• [Short problem] Find the line with "Transcribe this image's", then retype it and each later line through the last, exactly. Leave out pictures.

• [Information provided]
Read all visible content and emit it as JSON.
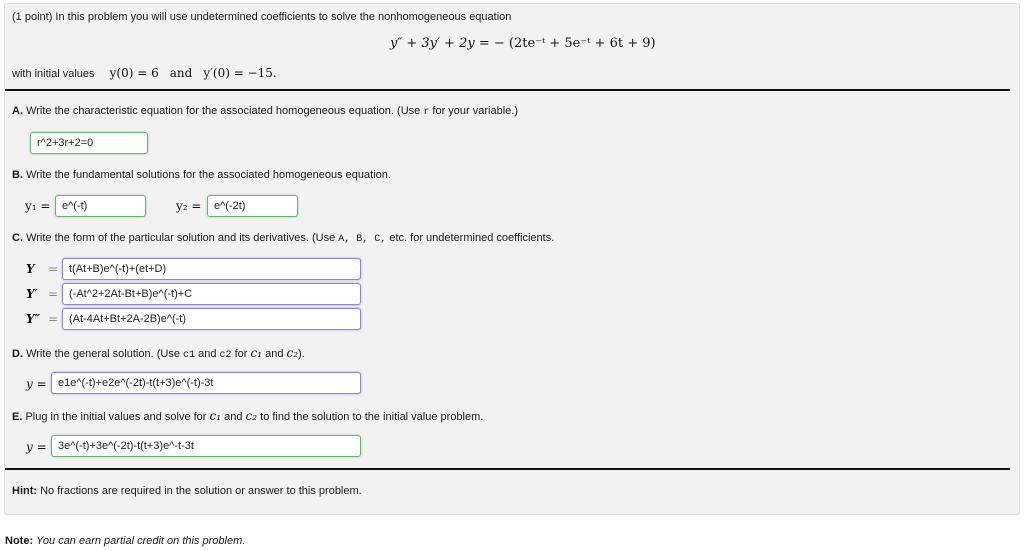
{
  "intro": {
    "points": "(1 point)",
    "text": "In this problem you will use undetermined coefficients to solve the nonhomogeneous equation",
    "equation": {
      "lhs": "y″ + 3y′ + 2y",
      "rhs": "− (2te⁻ᵗ + 5e⁻ᵗ + 6t + 9)"
    },
    "initial_values_label": "with initial values",
    "initial_values": {
      "y0": "y(0) = 6",
      "and": "and",
      "yp0": "y′(0) = −15."
    }
  },
  "parts": {
    "A": {
      "label": "A.",
      "text_before": "Write the characteristic equation for the associated homogeneous equation. (Use",
      "var": "r",
      "text_after": "for your variable.)",
      "answer": "r^2+3r+2=0",
      "status": "correct"
    },
    "B": {
      "label": "B.",
      "text": "Write the fundamental solutions for the associated homogeneous equation.",
      "y1_label": "y₁ =",
      "y1_answer": "e^(-t)",
      "y2_label": "y₂ =",
      "y2_answer": "e^(-2t)",
      "status": "correct"
    },
    "C": {
      "label": "C.",
      "text_before": "Write the form of the particular solution and its derivatives. (Use",
      "coeffs": "A, B, C,",
      "text_after": "etc. for undetermined coefficients.",
      "rows": [
        {
          "label": "Y",
          "eq": "=",
          "answer": "t(At+B)e^(-t)+(et+D)"
        },
        {
          "label": "Y′",
          "eq": "=",
          "answer": "(-At^2+2At-Bt+B)e^(-t)+C"
        },
        {
          "label": "Y″",
          "eq": "=",
          "answer": "(At-4At+Bt+2A-2B)e^(-t)"
        }
      ],
      "status": "pending"
    },
    "D": {
      "label": "D.",
      "text_before": "Write the general solution. (Use",
      "c1": "c1",
      "and1": "and",
      "c2": "c2",
      "for": "for",
      "c1_math": "c₁",
      "and2": "and",
      "c2_math": "c₂",
      "close": ").",
      "y_label": "y =",
      "answer": "e1e^(-t)+e2e^(-2t)-t(t+3)e^(-t)-3t",
      "status": "pending"
    },
    "E": {
      "label": "E.",
      "text_before": "Plug in the initial values and solve for",
      "c1_math": "c₁",
      "and": "and",
      "c2_math": "c₂",
      "text_after": "to find the solution to the initial value problem.",
      "y_label": "y =",
      "answer": "3e^(-t)+3e^(-2t)-t(t+3)e^-t-3t",
      "status": "correct"
    }
  },
  "hint": {
    "label": "Hint:",
    "text": "No fractions are required in the solution or answer to this problem."
  },
  "note": {
    "label": "Note:",
    "text": "You can earn partial credit on this problem."
  },
  "colors": {
    "correct_border": "#6fb26f",
    "pending_border": "#8a85d6",
    "panel_bg": "#f2f2f2"
  }
}
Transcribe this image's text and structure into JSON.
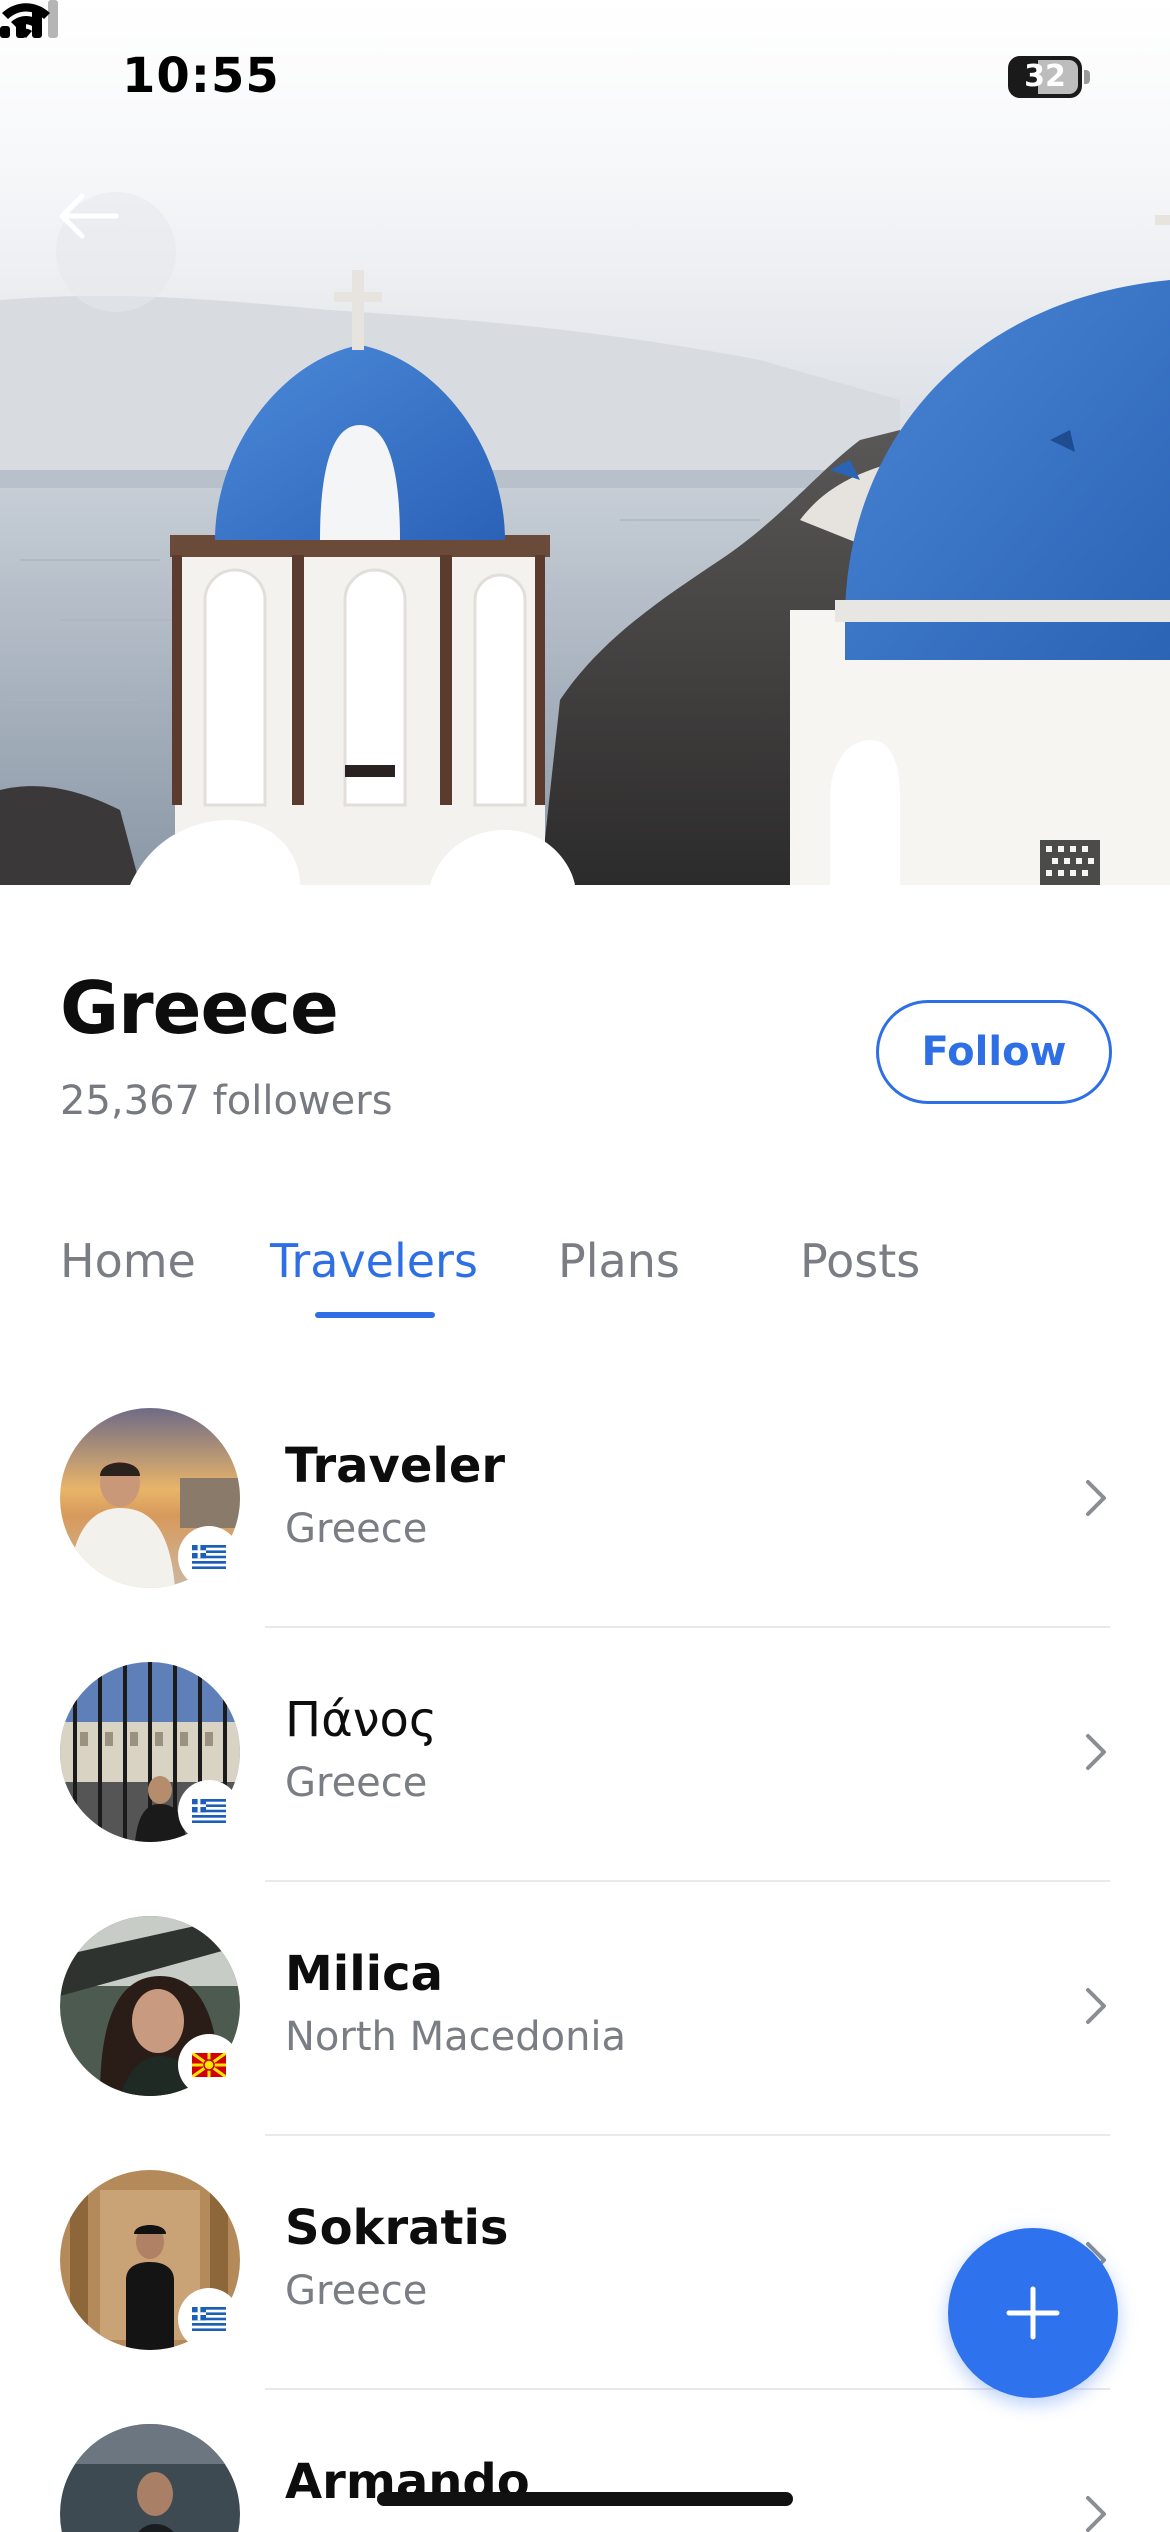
{
  "status_bar": {
    "time": "10:55",
    "battery": "32",
    "icons": [
      "signal-icon",
      "wifi-icon",
      "battery-icon"
    ]
  },
  "hero": {
    "image": "santorini-blue-domes"
  },
  "header": {
    "title": "Greece",
    "followers": "25,367 followers",
    "follow_label": "Follow"
  },
  "tabs": [
    {
      "label": "Home",
      "active": false
    },
    {
      "label": "Travelers",
      "active": true
    },
    {
      "label": "Plans",
      "active": false
    },
    {
      "label": "Posts",
      "active": false
    }
  ],
  "travelers": [
    {
      "name": "Traveler",
      "country": "Greece",
      "flag": "greece-flag-icon"
    },
    {
      "name": "Πάνος",
      "country": "Greece",
      "flag": "greece-flag-icon"
    },
    {
      "name": "Milica",
      "country": "North Macedonia",
      "flag": "north-macedonia-flag-icon"
    },
    {
      "name": "Sokratis",
      "country": "Greece",
      "flag": "greece-flag-icon"
    },
    {
      "name": "Armando",
      "country": "",
      "flag": ""
    }
  ],
  "colors": {
    "accent": "#2f6fe6",
    "muted_text": "#7a7d83",
    "dome_blue": "#2f6fc2"
  }
}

• [Completed task]
Transcribe this image's text and structure into JSON.
{
  "status_bar": {
    "time": "10:55",
    "battery": "32",
    "icons": [
      "signal-icon",
      "wifi-icon",
      "battery-icon"
    ]
  },
  "hero": {
    "image": "santorini-blue-domes"
  },
  "header": {
    "title": "Greece",
    "followers": "25,367 followers",
    "follow_label": "Follow"
  },
  "tabs": [
    {
      "label": "Home",
      "active": false
    },
    {
      "label": "Travelers",
      "active": true
    },
    {
      "label": "Plans",
      "active": false
    },
    {
      "label": "Posts",
      "active": false
    }
  ],
  "travelers": [
    {
      "name": "Traveler",
      "country": "Greece",
      "flag": "greece-flag-icon"
    },
    {
      "name": "Πάνος",
      "country": "Greece",
      "flag": "greece-flag-icon"
    },
    {
      "name": "Milica",
      "country": "North Macedonia",
      "flag": "north-macedonia-flag-icon"
    },
    {
      "name": "Sokratis",
      "country": "Greece",
      "flag": "greece-flag-icon"
    },
    {
      "name": "Armando",
      "country": "",
      "flag": ""
    }
  ],
  "colors": {
    "accent": "#2f6fe6",
    "muted_text": "#7a7d83",
    "dome_blue": "#2f6fc2"
  }
}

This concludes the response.